_Dataset records_
★ ★ ★ ★
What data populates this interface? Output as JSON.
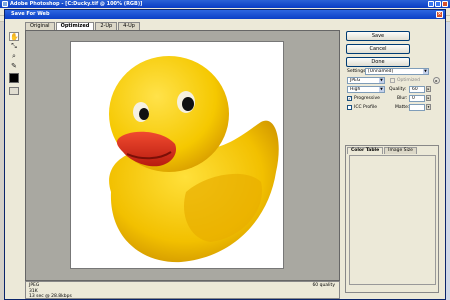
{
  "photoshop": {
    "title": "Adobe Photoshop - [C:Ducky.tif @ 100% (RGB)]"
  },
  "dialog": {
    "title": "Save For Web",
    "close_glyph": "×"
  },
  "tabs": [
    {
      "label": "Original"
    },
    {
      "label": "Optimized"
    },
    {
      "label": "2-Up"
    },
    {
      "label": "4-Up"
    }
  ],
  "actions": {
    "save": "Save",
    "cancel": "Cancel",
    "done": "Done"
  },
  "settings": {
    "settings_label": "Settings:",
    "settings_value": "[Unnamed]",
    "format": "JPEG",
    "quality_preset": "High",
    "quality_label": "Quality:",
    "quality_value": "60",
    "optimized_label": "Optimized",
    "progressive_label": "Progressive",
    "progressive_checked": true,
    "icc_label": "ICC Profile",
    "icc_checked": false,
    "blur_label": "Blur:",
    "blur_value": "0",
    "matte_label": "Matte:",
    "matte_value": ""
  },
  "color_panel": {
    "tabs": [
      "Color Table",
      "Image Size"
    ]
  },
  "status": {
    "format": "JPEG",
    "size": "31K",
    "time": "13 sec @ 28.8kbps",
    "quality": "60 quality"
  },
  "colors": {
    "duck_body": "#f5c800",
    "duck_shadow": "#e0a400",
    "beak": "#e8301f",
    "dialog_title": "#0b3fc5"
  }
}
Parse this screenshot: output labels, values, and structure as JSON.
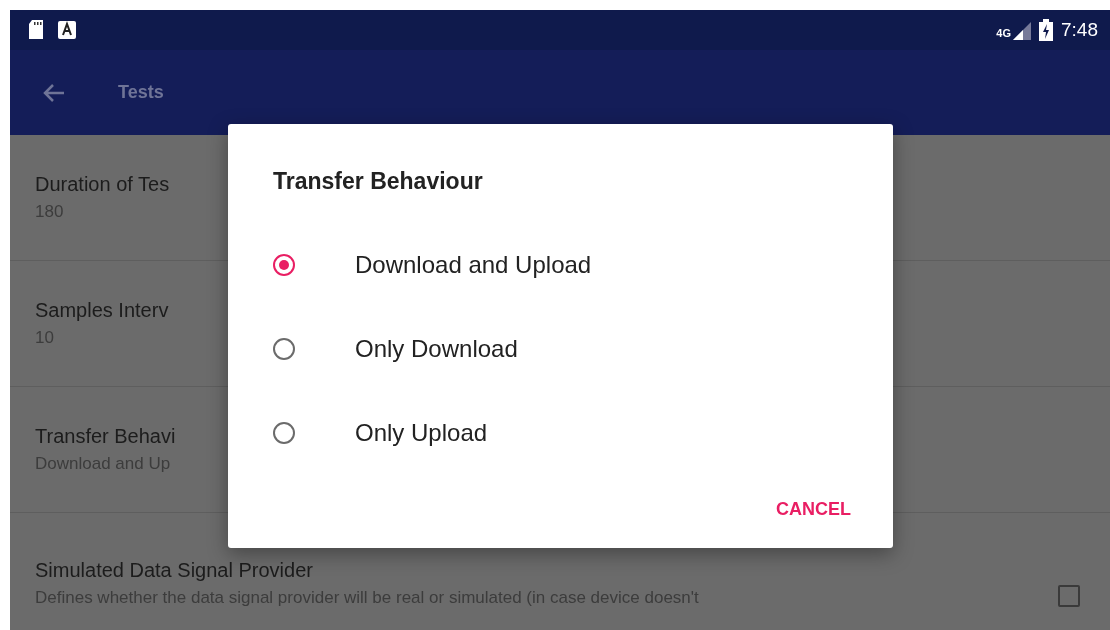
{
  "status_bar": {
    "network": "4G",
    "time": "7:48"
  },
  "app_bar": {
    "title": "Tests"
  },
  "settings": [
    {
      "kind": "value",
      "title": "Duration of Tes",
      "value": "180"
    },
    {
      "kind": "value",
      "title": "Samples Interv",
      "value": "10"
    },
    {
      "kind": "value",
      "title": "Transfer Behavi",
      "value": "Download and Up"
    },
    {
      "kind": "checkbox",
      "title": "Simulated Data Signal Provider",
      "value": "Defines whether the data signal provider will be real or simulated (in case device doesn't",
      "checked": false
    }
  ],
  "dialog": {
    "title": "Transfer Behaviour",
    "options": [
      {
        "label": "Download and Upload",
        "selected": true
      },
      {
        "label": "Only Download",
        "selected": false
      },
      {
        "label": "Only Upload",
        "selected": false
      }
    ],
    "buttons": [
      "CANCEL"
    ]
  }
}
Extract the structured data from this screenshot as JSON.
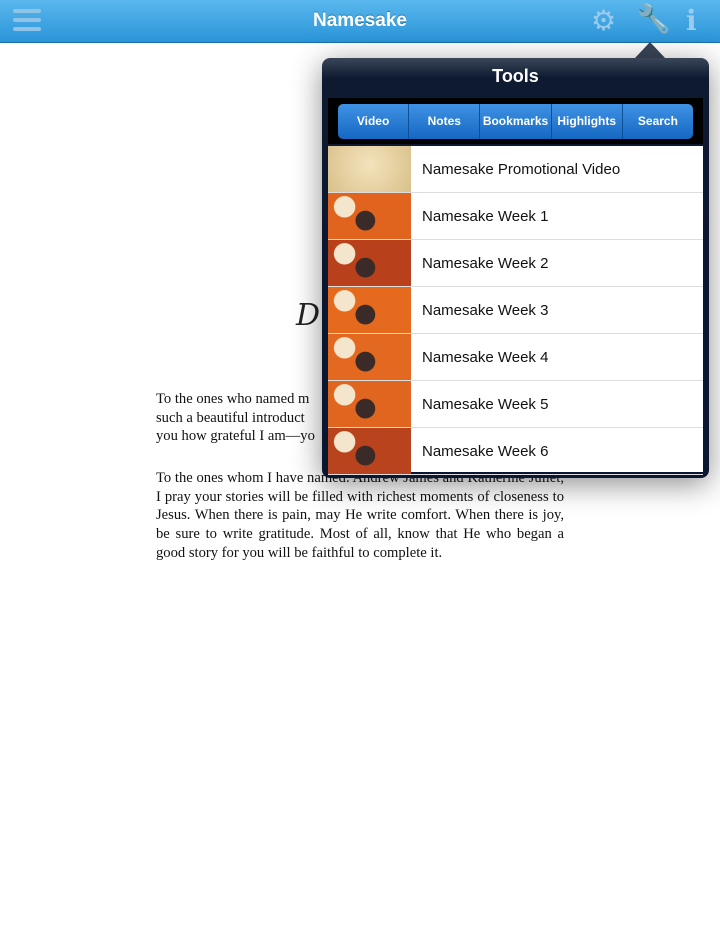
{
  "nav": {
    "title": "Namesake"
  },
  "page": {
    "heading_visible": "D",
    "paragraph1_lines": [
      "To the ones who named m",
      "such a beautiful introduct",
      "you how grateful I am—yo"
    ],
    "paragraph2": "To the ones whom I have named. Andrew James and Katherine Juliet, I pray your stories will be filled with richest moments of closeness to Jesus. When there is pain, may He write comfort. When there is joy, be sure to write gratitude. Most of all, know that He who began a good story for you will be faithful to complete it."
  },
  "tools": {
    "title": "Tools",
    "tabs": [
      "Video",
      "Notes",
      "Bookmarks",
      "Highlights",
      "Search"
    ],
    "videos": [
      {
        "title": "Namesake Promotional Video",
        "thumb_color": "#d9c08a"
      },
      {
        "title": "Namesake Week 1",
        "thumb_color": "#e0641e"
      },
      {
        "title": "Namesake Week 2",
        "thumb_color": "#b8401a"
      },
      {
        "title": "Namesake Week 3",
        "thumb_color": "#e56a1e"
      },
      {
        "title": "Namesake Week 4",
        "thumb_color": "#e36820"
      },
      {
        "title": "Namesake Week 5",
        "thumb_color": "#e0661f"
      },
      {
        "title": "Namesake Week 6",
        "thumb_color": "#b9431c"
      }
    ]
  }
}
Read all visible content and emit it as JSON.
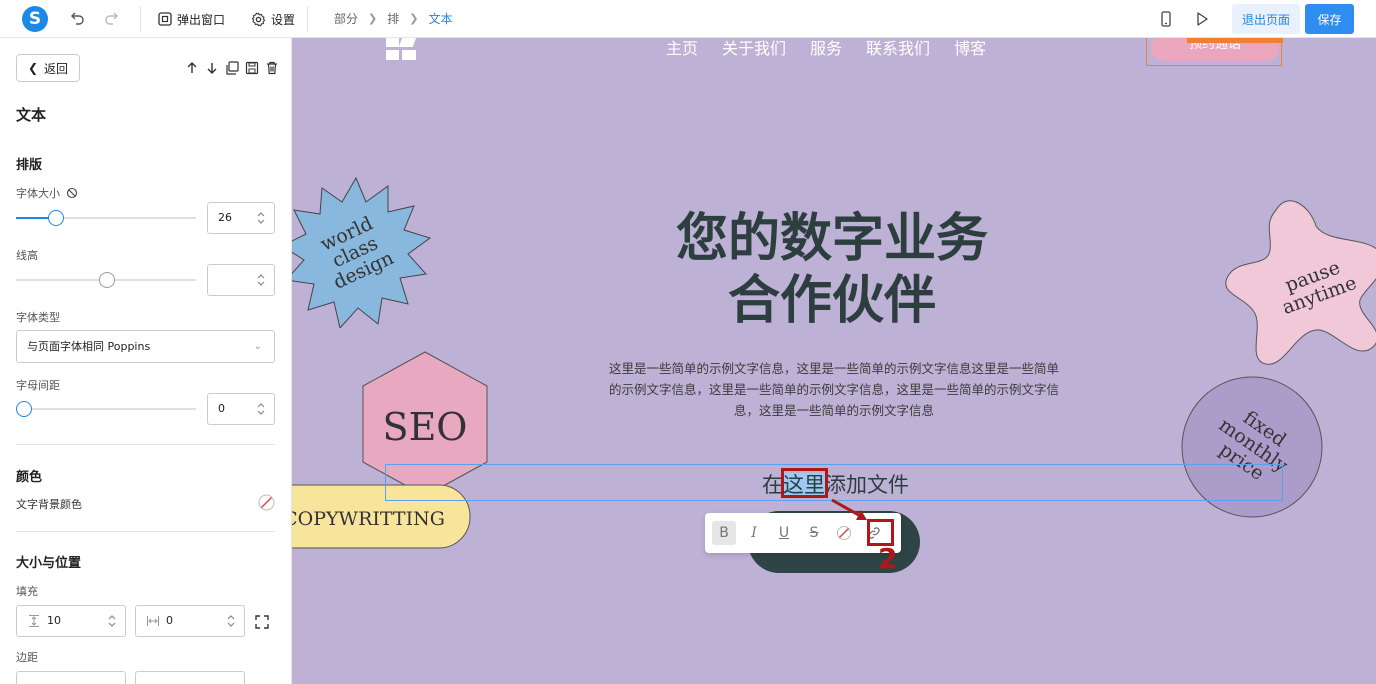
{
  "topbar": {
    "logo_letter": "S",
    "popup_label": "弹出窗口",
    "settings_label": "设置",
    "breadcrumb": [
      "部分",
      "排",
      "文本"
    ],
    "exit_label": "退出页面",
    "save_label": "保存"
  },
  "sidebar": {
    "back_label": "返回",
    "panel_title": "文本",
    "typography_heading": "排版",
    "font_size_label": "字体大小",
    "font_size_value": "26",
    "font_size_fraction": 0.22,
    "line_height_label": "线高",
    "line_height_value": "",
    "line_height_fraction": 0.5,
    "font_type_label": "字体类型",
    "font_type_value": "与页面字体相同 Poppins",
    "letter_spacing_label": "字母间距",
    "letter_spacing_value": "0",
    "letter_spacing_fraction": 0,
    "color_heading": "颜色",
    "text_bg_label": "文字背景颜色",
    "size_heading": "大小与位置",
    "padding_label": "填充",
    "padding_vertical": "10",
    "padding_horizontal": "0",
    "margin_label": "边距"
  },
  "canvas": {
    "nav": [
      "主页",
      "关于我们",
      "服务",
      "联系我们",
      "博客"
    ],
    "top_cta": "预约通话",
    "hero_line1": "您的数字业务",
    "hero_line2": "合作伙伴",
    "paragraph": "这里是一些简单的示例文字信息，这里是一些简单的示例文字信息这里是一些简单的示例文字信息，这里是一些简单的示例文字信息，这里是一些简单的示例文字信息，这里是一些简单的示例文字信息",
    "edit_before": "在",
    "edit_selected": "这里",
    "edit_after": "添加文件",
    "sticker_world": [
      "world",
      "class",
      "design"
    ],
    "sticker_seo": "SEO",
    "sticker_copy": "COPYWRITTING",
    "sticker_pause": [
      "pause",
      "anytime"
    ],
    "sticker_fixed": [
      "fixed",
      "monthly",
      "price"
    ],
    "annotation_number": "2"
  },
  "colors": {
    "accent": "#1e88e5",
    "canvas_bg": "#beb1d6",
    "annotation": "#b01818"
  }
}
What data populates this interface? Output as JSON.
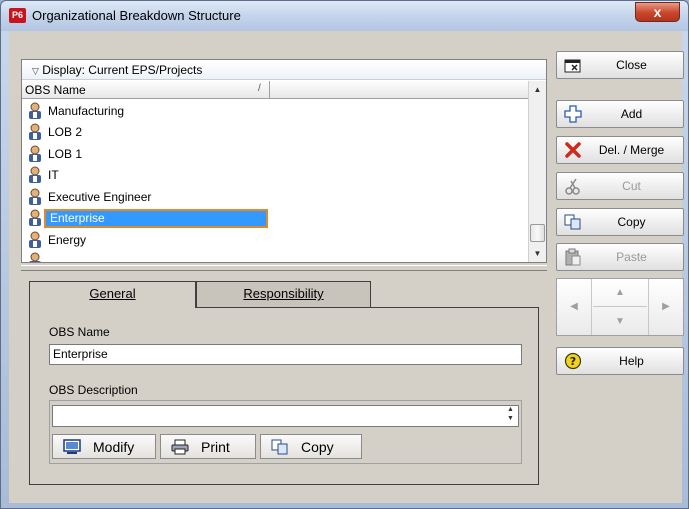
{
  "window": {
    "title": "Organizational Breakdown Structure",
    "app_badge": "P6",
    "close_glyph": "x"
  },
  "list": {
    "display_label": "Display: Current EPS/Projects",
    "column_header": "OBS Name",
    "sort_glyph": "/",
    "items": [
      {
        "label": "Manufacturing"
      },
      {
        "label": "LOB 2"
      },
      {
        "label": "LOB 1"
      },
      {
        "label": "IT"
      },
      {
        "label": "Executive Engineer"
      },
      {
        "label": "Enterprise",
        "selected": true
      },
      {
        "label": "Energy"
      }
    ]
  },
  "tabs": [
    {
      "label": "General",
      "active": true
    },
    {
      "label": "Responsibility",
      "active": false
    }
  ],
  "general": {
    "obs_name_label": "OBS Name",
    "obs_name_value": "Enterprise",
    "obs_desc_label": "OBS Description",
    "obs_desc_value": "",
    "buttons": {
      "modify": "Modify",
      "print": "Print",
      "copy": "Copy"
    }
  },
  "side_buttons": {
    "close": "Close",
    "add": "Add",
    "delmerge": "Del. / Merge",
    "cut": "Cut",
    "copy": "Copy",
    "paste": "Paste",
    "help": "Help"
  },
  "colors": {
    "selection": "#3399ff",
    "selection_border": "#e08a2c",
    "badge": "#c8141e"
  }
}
★ ★ ★ ★
_What you are asked to do_
Copy each line in full and exactly, omitting any picture.

_Output of the task_
What data populates this interface? Output as JSON.
{
  "photoshop": {
    "title": "Adobe Photoshop - [C:Ducky.tif @ 100% (RGB)]"
  },
  "dialog": {
    "title": "Save For Web",
    "close_glyph": "×"
  },
  "tabs": [
    {
      "label": "Original"
    },
    {
      "label": "Optimized"
    },
    {
      "label": "2-Up"
    },
    {
      "label": "4-Up"
    }
  ],
  "actions": {
    "save": "Save",
    "cancel": "Cancel",
    "done": "Done"
  },
  "settings": {
    "settings_label": "Settings:",
    "settings_value": "[Unnamed]",
    "format": "JPEG",
    "quality_preset": "High",
    "quality_label": "Quality:",
    "quality_value": "60",
    "optimized_label": "Optimized",
    "progressive_label": "Progressive",
    "progressive_checked": true,
    "icc_label": "ICC Profile",
    "icc_checked": false,
    "blur_label": "Blur:",
    "blur_value": "0",
    "matte_label": "Matte:",
    "matte_value": ""
  },
  "color_panel": {
    "tabs": [
      "Color Table",
      "Image Size"
    ]
  },
  "status": {
    "format": "JPEG",
    "size": "31K",
    "time": "13 sec @ 28.8kbps",
    "quality": "60 quality"
  },
  "colors": {
    "duck_body": "#f5c800",
    "duck_shadow": "#e0a400",
    "beak": "#e8301f",
    "dialog_title": "#0b3fc5"
  }
}
Parse this screenshot: output labels, values, and structure as JSON.
{
  "status_bar": {
    "network": "4G",
    "time": "7:48"
  },
  "app_bar": {
    "title": "Tests"
  },
  "settings": [
    {
      "kind": "value",
      "title": "Duration of Tes",
      "value": "180"
    },
    {
      "kind": "value",
      "title": "Samples Interv",
      "value": "10"
    },
    {
      "kind": "value",
      "title": "Transfer Behavi",
      "value": "Download and Up"
    },
    {
      "kind": "checkbox",
      "title": "Simulated Data Signal Provider",
      "value": "Defines whether the data signal provider will be real or simulated (in case device doesn't",
      "checked": false
    }
  ],
  "dialog": {
    "title": "Transfer Behaviour",
    "options": [
      {
        "label": "Download and Upload",
        "selected": true
      },
      {
        "label": "Only Download",
        "selected": false
      },
      {
        "label": "Only Upload",
        "selected": false
      }
    ],
    "buttons": [
      "CANCEL"
    ]
  }
}
Extract the structured data from this screenshot as JSON.
{
  "nav": {
    "title": "Namesake"
  },
  "page": {
    "heading_visible": "D",
    "paragraph1_lines": [
      "To the ones who named m",
      "such a beautiful introduct",
      "you how grateful I am—yo"
    ],
    "paragraph2": "To the ones whom I have named. Andrew James and Katherine Juliet, I pray your stories will be filled with richest moments of closeness to Jesus. When there is pain, may He write comfort. When there is joy, be sure to write gratitude. Most of all, know that He who began a good story for you will be faithful to complete it."
  },
  "tools": {
    "title": "Tools",
    "tabs": [
      "Video",
      "Notes",
      "Bookmarks",
      "Highlights",
      "Search"
    ],
    "videos": [
      {
        "title": "Namesake Promotional Video",
        "thumb_color": "#d9c08a"
      },
      {
        "title": "Namesake Week 1",
        "thumb_color": "#e0641e"
      },
      {
        "title": "Namesake Week 2",
        "thumb_color": "#b8401a"
      },
      {
        "title": "Namesake Week 3",
        "thumb_color": "#e56a1e"
      },
      {
        "title": "Namesake Week 4",
        "thumb_color": "#e36820"
      },
      {
        "title": "Namesake Week 5",
        "thumb_color": "#e0661f"
      },
      {
        "title": "Namesake Week 6",
        "thumb_color": "#b9431c"
      }
    ]
  }
}
Read all visible content and emit it as JSON.
{
  "topbar": {
    "logo_letter": "S",
    "popup_label": "弹出窗口",
    "settings_label": "设置",
    "breadcrumb": [
      "部分",
      "排",
      "文本"
    ],
    "exit_label": "退出页面",
    "save_label": "保存"
  },
  "sidebar": {
    "back_label": "返回",
    "panel_title": "文本",
    "typography_heading": "排版",
    "font_size_label": "字体大小",
    "font_size_value": "26",
    "font_size_fraction": 0.22,
    "line_height_label": "线高",
    "line_height_value": "",
    "line_height_fraction": 0.5,
    "font_type_label": "字体类型",
    "font_type_value": "与页面字体相同 Poppins",
    "letter_spacing_label": "字母间距",
    "letter_spacing_value": "0",
    "letter_spacing_fraction": 0,
    "color_heading": "颜色",
    "text_bg_label": "文字背景颜色",
    "size_heading": "大小与位置",
    "padding_label": "填充",
    "padding_vertical": "10",
    "padding_horizontal": "0",
    "margin_label": "边距"
  },
  "canvas": {
    "nav": [
      "主页",
      "关于我们",
      "服务",
      "联系我们",
      "博客"
    ],
    "top_cta": "预约通话",
    "hero_line1": "您的数字业务",
    "hero_line2": "合作伙伴",
    "paragraph": "这里是一些简单的示例文字信息，这里是一些简单的示例文字信息这里是一些简单的示例文字信息，这里是一些简单的示例文字信息，这里是一些简单的示例文字信息，这里是一些简单的示例文字信息",
    "edit_before": "在",
    "edit_selected": "这里",
    "edit_after": "添加文件",
    "sticker_world": [
      "world",
      "class",
      "design"
    ],
    "sticker_seo": "SEO",
    "sticker_copy": "COPYWRITTING",
    "sticker_pause": [
      "pause",
      "anytime"
    ],
    "sticker_fixed": [
      "fixed",
      "monthly",
      "price"
    ],
    "annotation_number": "2"
  },
  "colors": {
    "accent": "#1e88e5",
    "canvas_bg": "#beb1d6",
    "annotation": "#b01818"
  }
}
What data populates this interface? Output as JSON.
{
  "window": {
    "title": "Organizational Breakdown Structure",
    "app_badge": "P6",
    "close_glyph": "x"
  },
  "list": {
    "display_label": "Display: Current EPS/Projects",
    "column_header": "OBS Name",
    "sort_glyph": "/",
    "items": [
      {
        "label": "Manufacturing"
      },
      {
        "label": "LOB 2"
      },
      {
        "label": "LOB 1"
      },
      {
        "label": "IT"
      },
      {
        "label": "Executive Engineer"
      },
      {
        "label": "Enterprise",
        "selected": true
      },
      {
        "label": "Energy"
      }
    ]
  },
  "tabs": [
    {
      "label": "General",
      "active": true
    },
    {
      "label": "Responsibility",
      "active": false
    }
  ],
  "general": {
    "obs_name_label": "OBS Name",
    "obs_name_value": "Enterprise",
    "obs_desc_label": "OBS Description",
    "obs_desc_value": "",
    "buttons": {
      "modify": "Modify",
      "print": "Print",
      "copy": "Copy"
    }
  },
  "side_buttons": {
    "close": "Close",
    "add": "Add",
    "delmerge": "Del. / Merge",
    "cut": "Cut",
    "copy": "Copy",
    "paste": "Paste",
    "help": "Help"
  },
  "colors": {
    "selection": "#3399ff",
    "selection_border": "#e08a2c",
    "badge": "#c8141e"
  }
}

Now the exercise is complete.